» Exercise input
--
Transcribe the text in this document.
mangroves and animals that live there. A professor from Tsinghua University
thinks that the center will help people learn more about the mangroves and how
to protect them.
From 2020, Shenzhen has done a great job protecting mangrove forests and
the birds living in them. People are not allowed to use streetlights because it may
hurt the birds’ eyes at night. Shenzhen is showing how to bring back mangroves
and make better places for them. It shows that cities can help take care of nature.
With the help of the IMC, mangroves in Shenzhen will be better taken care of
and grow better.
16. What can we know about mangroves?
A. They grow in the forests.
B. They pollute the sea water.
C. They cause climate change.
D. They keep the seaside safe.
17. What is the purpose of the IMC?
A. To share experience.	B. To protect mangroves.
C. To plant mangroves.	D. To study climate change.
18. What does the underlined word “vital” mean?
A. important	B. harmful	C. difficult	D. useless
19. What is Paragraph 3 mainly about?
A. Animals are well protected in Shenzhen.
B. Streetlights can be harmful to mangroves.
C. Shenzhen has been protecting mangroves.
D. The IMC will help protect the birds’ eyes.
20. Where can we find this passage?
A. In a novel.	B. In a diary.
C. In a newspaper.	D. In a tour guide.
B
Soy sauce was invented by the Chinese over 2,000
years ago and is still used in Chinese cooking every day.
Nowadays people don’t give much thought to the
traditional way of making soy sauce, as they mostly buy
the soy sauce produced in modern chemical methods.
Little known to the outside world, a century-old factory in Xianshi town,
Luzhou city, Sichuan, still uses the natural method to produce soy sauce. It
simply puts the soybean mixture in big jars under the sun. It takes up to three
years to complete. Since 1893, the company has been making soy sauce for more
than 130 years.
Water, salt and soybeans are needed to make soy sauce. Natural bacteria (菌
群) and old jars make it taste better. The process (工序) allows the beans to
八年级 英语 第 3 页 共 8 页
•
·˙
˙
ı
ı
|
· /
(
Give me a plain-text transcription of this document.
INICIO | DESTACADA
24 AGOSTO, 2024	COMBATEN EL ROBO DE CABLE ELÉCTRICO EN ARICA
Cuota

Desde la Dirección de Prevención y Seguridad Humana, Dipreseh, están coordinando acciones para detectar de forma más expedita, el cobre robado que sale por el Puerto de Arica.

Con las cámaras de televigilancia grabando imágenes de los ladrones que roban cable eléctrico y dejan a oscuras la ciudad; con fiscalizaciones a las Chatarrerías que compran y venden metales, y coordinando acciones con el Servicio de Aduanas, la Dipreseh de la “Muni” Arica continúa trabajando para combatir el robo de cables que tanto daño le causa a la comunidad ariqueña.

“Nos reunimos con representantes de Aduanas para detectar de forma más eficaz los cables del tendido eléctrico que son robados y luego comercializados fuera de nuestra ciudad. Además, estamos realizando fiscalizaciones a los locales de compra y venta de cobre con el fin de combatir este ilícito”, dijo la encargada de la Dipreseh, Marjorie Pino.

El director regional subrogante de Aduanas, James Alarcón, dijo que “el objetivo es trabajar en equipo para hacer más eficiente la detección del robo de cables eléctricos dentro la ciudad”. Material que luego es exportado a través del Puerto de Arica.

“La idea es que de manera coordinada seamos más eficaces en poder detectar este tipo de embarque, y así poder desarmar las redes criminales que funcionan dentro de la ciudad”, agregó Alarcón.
--
» Goal of the exercise
In the records above, each line with the string "Aduanas" should be copied.

» Exercise solution
Con las cámaras de televigilancia grabando imágenes de los ladrones que roban cable eléctrico y dejan a oscuras la ciudad; con fiscalizaciones a las Chatarrerías que compran y venden metales, y coordinando acciones con el Servicio de Aduanas, la Dipreseh de la “Muni” Arica continúa trabajando para combatir el robo de cables que tanto daño le causa a la comunidad ariqueña.
“Nos reunimos con representantes de Aduanas para detectar de forma más eficaz los cables del tendido eléctrico que son robados y luego comercializados fuera de nuestra ciudad. Además, estamos realizando fiscalizaciones a los locales de compra y venta de cobre con el fin de combatir este ilícito”, dijo la encargada de la Dipreseh, Marjorie Pino.
El director regional subrogante de Aduanas, James Alarcón, dijo que “el objetivo es trabajar en equipo para hacer más eficiente la detección del robo de cables eléctricos dentro la ciudad”. Material que luego es exportado a través del Puerto de Arica.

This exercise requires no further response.